§ **Goal**:
Identify, in the records below, every line where the string "name" appears, and copy each such line.
---+---
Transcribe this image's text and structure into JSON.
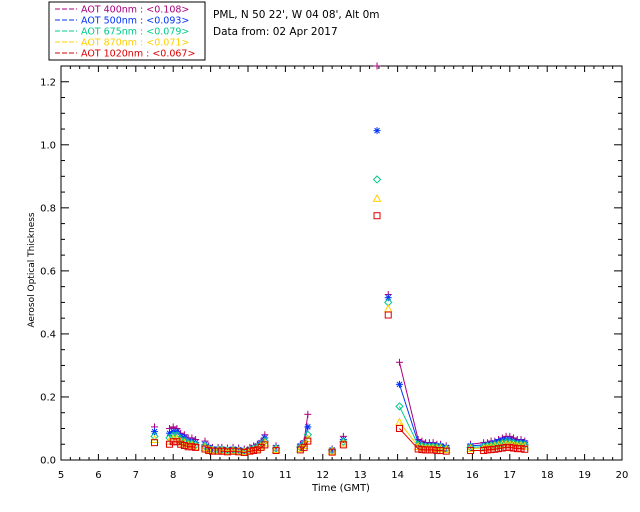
{
  "chart_data": {
    "type": "scatter",
    "title": "PML, N 50 22', W 04 08', Alt 0m",
    "subtitle": "Data from: 02 Apr 2017",
    "xlabel": "Time (GMT)",
    "ylabel": "Aerosol Optical Thickness",
    "xlim": [
      5,
      20
    ],
    "ylim": [
      0,
      1.25
    ],
    "x_ticks": [
      "5",
      "6",
      "7",
      "8",
      "9",
      "10",
      "11",
      "12",
      "13",
      "14",
      "15",
      "16",
      "17",
      "18",
      "19",
      "20"
    ],
    "y_ticks": [
      "0.0",
      "0.2",
      "0.4",
      "0.6",
      "0.8",
      "1.0",
      "1.2"
    ],
    "grid": false,
    "legend_position": "top-left outside",
    "x": [
      7.5,
      7.9,
      8.0,
      8.1,
      8.2,
      8.3,
      8.4,
      8.5,
      8.6,
      8.85,
      8.95,
      9.05,
      9.2,
      9.3,
      9.45,
      9.6,
      9.75,
      9.9,
      10.05,
      10.15,
      10.25,
      10.35,
      10.45,
      10.75,
      11.4,
      11.5,
      11.6,
      12.25,
      12.55,
      13.45,
      13.75,
      14.05,
      14.55,
      14.65,
      14.75,
      14.85,
      14.95,
      15.05,
      15.15,
      15.3,
      15.95,
      16.3,
      16.4,
      16.5,
      16.6,
      16.7,
      16.8,
      16.9,
      17.0,
      17.1,
      17.2,
      17.3,
      17.4
    ],
    "series": [
      {
        "name": "AOT  400nm : <0.108>",
        "marker": "plus",
        "color": "#aa0080",
        "values": [
          0.105,
          0.1,
          0.105,
          0.1,
          0.085,
          0.08,
          0.07,
          0.07,
          0.065,
          0.06,
          0.045,
          0.04,
          0.04,
          0.04,
          0.038,
          0.04,
          0.038,
          0.035,
          0.04,
          0.045,
          0.05,
          0.06,
          0.08,
          0.045,
          0.05,
          0.06,
          0.145,
          0.035,
          0.075,
          1.25,
          0.525,
          0.31,
          0.065,
          0.06,
          0.055,
          0.055,
          0.055,
          0.05,
          0.05,
          0.045,
          0.05,
          0.055,
          0.055,
          0.06,
          0.06,
          0.065,
          0.07,
          0.075,
          0.075,
          0.07,
          0.065,
          0.065,
          0.06
        ]
      },
      {
        "name": "AOT  500nm : <0.093>",
        "marker": "asterisk",
        "color": "#0033ff",
        "values": [
          0.09,
          0.085,
          0.09,
          0.09,
          0.075,
          0.07,
          0.06,
          0.06,
          0.055,
          0.05,
          0.04,
          0.035,
          0.035,
          0.035,
          0.033,
          0.035,
          0.033,
          0.03,
          0.035,
          0.04,
          0.045,
          0.055,
          0.07,
          0.04,
          0.045,
          0.055,
          0.105,
          0.032,
          0.065,
          1.045,
          0.515,
          0.24,
          0.055,
          0.05,
          0.048,
          0.048,
          0.048,
          0.045,
          0.045,
          0.04,
          0.045,
          0.048,
          0.05,
          0.052,
          0.055,
          0.058,
          0.062,
          0.065,
          0.065,
          0.062,
          0.058,
          0.058,
          0.055
        ]
      },
      {
        "name": "AOT  675nm : <0.079>",
        "marker": "diamond",
        "color": "#00cc88",
        "values": [
          0.075,
          0.07,
          0.078,
          0.078,
          0.065,
          0.06,
          0.052,
          0.052,
          0.048,
          0.044,
          0.036,
          0.032,
          0.032,
          0.032,
          0.03,
          0.032,
          0.03,
          0.028,
          0.032,
          0.036,
          0.04,
          0.048,
          0.06,
          0.036,
          0.04,
          0.05,
          0.08,
          0.03,
          0.058,
          0.89,
          0.5,
          0.17,
          0.048,
          0.044,
          0.042,
          0.042,
          0.042,
          0.04,
          0.04,
          0.036,
          0.04,
          0.042,
          0.044,
          0.046,
          0.048,
          0.05,
          0.054,
          0.056,
          0.056,
          0.054,
          0.05,
          0.05,
          0.048
        ]
      },
      {
        "name": "AOT  870nm : <0.071>",
        "marker": "triangle",
        "color": "#ffd000",
        "values": [
          0.065,
          0.06,
          0.068,
          0.068,
          0.058,
          0.054,
          0.048,
          0.048,
          0.044,
          0.04,
          0.033,
          0.03,
          0.03,
          0.03,
          0.028,
          0.03,
          0.028,
          0.026,
          0.03,
          0.033,
          0.036,
          0.044,
          0.054,
          0.033,
          0.036,
          0.046,
          0.068,
          0.028,
          0.054,
          0.83,
          0.48,
          0.12,
          0.043,
          0.04,
          0.038,
          0.038,
          0.038,
          0.036,
          0.036,
          0.033,
          0.036,
          0.038,
          0.04,
          0.042,
          0.044,
          0.046,
          0.049,
          0.05,
          0.05,
          0.049,
          0.046,
          0.046,
          0.044
        ]
      },
      {
        "name": "AOT 1020nm : <0.067>",
        "marker": "square",
        "color": "#dd0000",
        "values": [
          0.055,
          0.05,
          0.058,
          0.058,
          0.05,
          0.046,
          0.042,
          0.042,
          0.04,
          0.035,
          0.03,
          0.028,
          0.028,
          0.028,
          0.026,
          0.028,
          0.026,
          0.024,
          0.028,
          0.03,
          0.032,
          0.04,
          0.048,
          0.03,
          0.032,
          0.04,
          0.06,
          0.025,
          0.048,
          0.775,
          0.46,
          0.1,
          0.035,
          0.033,
          0.032,
          0.032,
          0.032,
          0.03,
          0.03,
          0.028,
          0.03,
          0.03,
          0.032,
          0.033,
          0.034,
          0.036,
          0.038,
          0.04,
          0.04,
          0.038,
          0.036,
          0.036,
          0.034
        ]
      }
    ]
  }
}
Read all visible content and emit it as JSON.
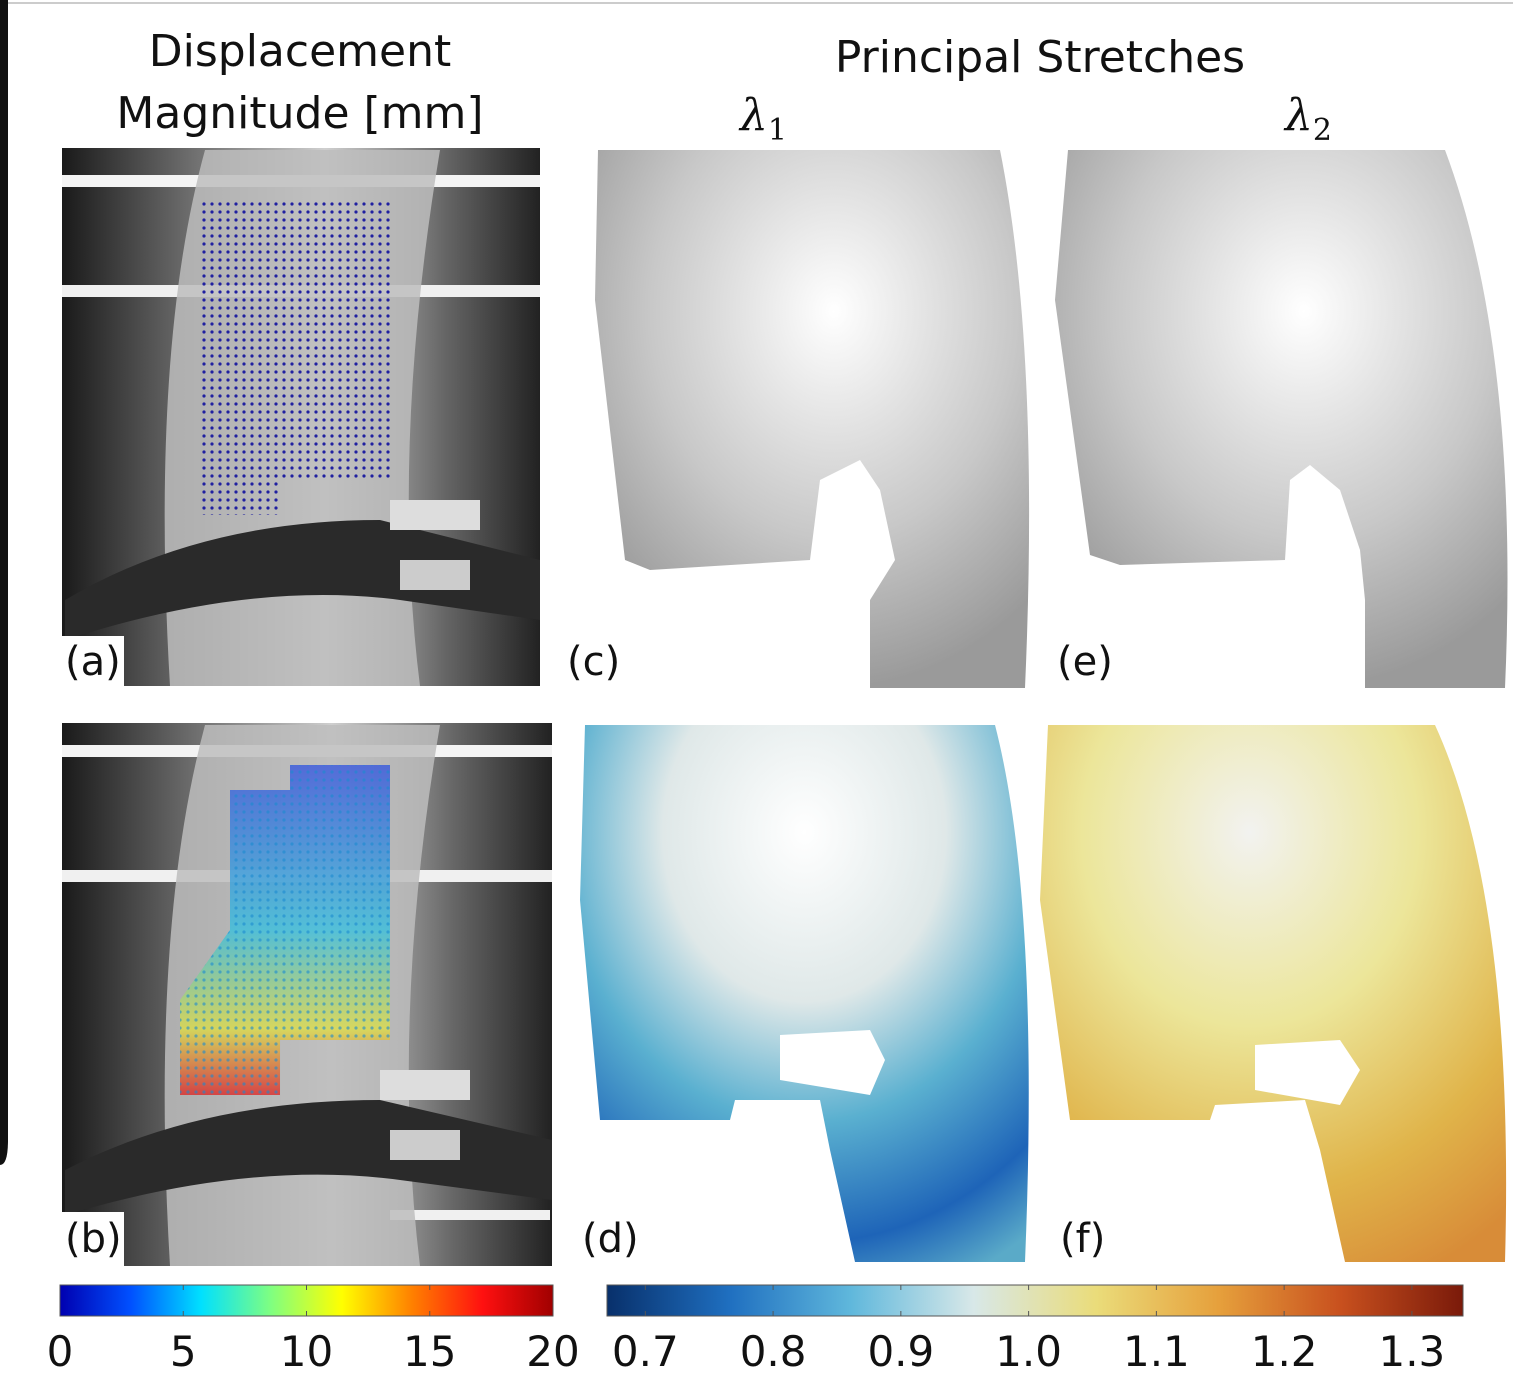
---+---
§ **Solution to this problem**:
        "name": "AOT  400nm : <0.108>",
        "name": "AOT  500nm : <0.093>",
        "name": "AOT  675nm : <0.079>",
        "name": "AOT  870nm : <0.071>",
        "name": "AOT 1020nm : <0.067>",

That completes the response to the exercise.